→ **Excerpted passage**
Why I Don’t do 70 Days of Sweat (and other sprints)

70 Days of Sweat, Round 3 begins tomorrow. I will not be participating. Just as I participate in neither NaNoWriMo nor NaNoEdMo. Why not? What do I have against writers trying to write a book? Nothing, except…

In my view, either I’m a writer, and I write consistently. Or I’m not a writer, and I don’t. Therefore, churning out a novel before the end of the day May 10, that exercise does not make me a writer. Just a few hundred words each and every day, that does make me a writer. This misperception many writers and aspiring writers seem to have. It’s as if they think they need to push themselves to the limit in order to get enough time for writing, and that requires something like NaNoWriMo or 70 Days of Sweat.

Or else there’s some lure in the idea that, if you just buckle down and do it, you could actually write a novel in only a month (or 2½ months). I think that’s the wrong attitude to take. Rather, look at it this way: If you can spend just 10 or 20 minutes each day writing, you can finish a complete novel in under a year. That’s right, if you really want to be a writer, you don’t have to give up your life. You don’t have to “find time,” because you can probably find 10 or 20 minutes easily enough. (More on that in a sec.)

But what about procrastination? What about the fact that unless you have that deadline looming over your head, you’ll never get past daydreaming and get to writing? Holly Lisle addresses this (unwittingly) in her How to Beat Writer’s Block e-course. I downloaded a copy of it, because I wanted to review it. I did not think I had writer’s block. Boy was I wrong.

Yes, I had been writing pretty consistently. I sat down each day to write at least a little. But I wasn’t always able to write when I needed to. There were days when the words just wouldn’t flow, or I didn’t know how to continue, or I just didn’t feel like it. Of course, none of these are excuses not to write. I knew that. What I didn’t know is that none of these are excuses not to write well.

I was talking about deadlines. Yes, a deadline can motivate you like nothing else. But 30 days or 70 days is a long time to wait for a deadline. Because you’ll never meet the 70-day deadline unless you impose for yourself a daily deadline, and stick to it, at least for those 70 days (or 30 days). The thing is, if you can stick to your daily deadline for 30 days, you can stick to it forever. In fact, if you can achieve your daily goal for a week, you can probably keep achieving it forever… but only if it’s sustainable.

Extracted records
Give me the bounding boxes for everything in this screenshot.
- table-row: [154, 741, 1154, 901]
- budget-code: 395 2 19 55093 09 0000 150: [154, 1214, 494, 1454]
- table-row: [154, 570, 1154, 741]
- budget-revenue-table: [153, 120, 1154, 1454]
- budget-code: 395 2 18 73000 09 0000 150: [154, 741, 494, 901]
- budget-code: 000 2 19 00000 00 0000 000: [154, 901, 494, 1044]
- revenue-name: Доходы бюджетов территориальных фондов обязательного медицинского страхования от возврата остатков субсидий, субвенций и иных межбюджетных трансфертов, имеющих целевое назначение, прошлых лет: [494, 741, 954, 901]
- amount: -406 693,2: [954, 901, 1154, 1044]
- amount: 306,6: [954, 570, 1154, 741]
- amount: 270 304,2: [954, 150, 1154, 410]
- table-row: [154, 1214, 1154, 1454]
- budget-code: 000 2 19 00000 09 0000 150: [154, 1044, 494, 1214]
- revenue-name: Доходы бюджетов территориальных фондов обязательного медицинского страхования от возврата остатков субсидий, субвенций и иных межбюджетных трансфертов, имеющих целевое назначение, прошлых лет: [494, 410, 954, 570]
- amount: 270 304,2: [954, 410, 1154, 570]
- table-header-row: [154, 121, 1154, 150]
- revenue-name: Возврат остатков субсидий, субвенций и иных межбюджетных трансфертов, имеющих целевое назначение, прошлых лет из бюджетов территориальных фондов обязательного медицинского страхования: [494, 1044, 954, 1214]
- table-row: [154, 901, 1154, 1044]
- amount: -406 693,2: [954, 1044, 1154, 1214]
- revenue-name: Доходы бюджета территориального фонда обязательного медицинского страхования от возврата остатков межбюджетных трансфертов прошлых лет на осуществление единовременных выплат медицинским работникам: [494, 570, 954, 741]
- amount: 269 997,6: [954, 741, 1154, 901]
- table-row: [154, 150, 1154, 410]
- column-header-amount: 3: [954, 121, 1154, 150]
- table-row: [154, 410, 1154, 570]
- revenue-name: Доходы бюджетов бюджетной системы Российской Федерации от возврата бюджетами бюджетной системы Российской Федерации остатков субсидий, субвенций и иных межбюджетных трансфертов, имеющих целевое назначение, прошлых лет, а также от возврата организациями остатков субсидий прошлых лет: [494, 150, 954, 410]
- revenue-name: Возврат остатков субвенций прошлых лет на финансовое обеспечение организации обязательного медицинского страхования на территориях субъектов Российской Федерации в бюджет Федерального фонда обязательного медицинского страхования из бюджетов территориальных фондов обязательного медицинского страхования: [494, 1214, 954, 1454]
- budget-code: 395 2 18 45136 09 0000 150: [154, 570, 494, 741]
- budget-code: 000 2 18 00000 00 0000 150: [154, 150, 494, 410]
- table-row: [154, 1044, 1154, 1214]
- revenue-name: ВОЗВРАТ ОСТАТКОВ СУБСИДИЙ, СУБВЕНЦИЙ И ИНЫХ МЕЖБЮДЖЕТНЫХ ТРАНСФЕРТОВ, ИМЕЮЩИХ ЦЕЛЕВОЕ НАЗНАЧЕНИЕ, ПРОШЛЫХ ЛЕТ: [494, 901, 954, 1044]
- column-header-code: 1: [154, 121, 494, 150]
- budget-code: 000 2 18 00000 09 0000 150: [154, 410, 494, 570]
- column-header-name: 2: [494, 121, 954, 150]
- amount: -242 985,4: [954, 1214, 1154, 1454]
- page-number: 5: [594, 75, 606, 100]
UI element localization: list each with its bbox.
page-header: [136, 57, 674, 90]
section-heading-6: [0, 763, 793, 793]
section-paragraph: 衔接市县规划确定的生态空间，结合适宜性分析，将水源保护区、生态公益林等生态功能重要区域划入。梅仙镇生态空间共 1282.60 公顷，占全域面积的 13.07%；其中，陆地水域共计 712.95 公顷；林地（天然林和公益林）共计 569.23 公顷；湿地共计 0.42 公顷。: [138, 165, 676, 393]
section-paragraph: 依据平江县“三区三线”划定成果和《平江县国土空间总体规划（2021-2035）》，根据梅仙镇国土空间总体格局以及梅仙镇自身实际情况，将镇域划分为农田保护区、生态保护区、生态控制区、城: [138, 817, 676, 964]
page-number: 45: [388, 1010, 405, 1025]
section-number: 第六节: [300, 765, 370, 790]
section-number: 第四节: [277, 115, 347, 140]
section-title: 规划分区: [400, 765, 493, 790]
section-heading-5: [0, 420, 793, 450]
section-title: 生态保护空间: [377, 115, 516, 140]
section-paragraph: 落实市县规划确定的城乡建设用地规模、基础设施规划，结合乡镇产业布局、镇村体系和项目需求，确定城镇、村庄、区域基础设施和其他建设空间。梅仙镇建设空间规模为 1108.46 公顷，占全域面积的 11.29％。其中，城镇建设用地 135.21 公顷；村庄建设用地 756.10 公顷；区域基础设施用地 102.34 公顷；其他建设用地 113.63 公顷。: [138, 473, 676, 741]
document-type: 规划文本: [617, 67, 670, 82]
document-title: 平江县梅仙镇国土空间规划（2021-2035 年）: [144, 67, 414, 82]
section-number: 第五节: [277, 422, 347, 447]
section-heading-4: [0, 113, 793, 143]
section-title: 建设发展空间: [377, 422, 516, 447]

→ **Exercise instructions**
• A. Repeat the post about writing sprints word for word, between "Why I Don’t" and "Days of Sweat.", inclusive.
• B. Pick up the post about writing sprints from its last sentence and keep writing it.

→ **Answers by task**
• A.
Why I Don’t do 70 Days of Sweat (and other sprints)

70 Days of Sweat, Round 3 begins tomorrow. I will not be participating. Just as I participate in neither NaNoWriMo nor NaNoEdMo. Why not? What do I have against writers trying to write a book? Nothing, except…

In my view, either I’m a writer, and I write consistently. Or I’m not a writer, and I don’t. Therefore, churning out a novel before the end of the day May 10, that exercise does not make me a writer. Just a few hundred words each and every day, that does make me a writer. This misperception many writers and aspiring writers seem to have. It’s as if they think they need to push themselves to the limit in order to get enough time for writing, and that requires something like NaNoWriMo or 70 Days of Sweat.

• B.
And that’s the clincher when it comes to NaNoWriMo and its ilk. Now, I never followed up on my New Year’s resolution post (from my other blog), but here’s how the story turned out. I had promised myself I’d accomplish certain things each day: bill at least 5 hours each day, write at least 500 words each day, and connect with at least 5 people each day. I kept that up for a week. Then I started to burn out.

So I had to choose. I could continue insisting on what was clearly an overly aggressive daily goal, which left me no slack, and this New Year’s resolution would end up where most New Year’s resolutions go. That would have been unacceptable, because I needed certain things, or else my family would be living in the street, in which case it wouldn’t even matter whether I ever got to be a full-time writer.

It’s the same way with writing sprint projects. They don’t actually help you become a writer, because they don’t help you establish a writing pace you can maintain.

So I scaled back my daily goals. I bill usually 3-4 hours a day, but more if needed by a client. I try to write at least 500 words a day, but it’s more important that I have at least one writing session a day–more on that in a sec–and I’m letting automated processes, like my blogs and email lists, do most of my marketing for me. The rest of my marketing consists of reading other people’s blogs, participating in Friday Snippets, and marketing-related writing projects (like this blog post, believe it or not).

What does this have to do with Holly Lisle’s Writer’s Block e-course? Well, I was talking about daily goals and deadlines. Holly Lisle’s course has a whole bunch of things you can do to overcome writer’s block. One of the tips I gleaned from this course has to do with deadlines, specifically an immediate deadline.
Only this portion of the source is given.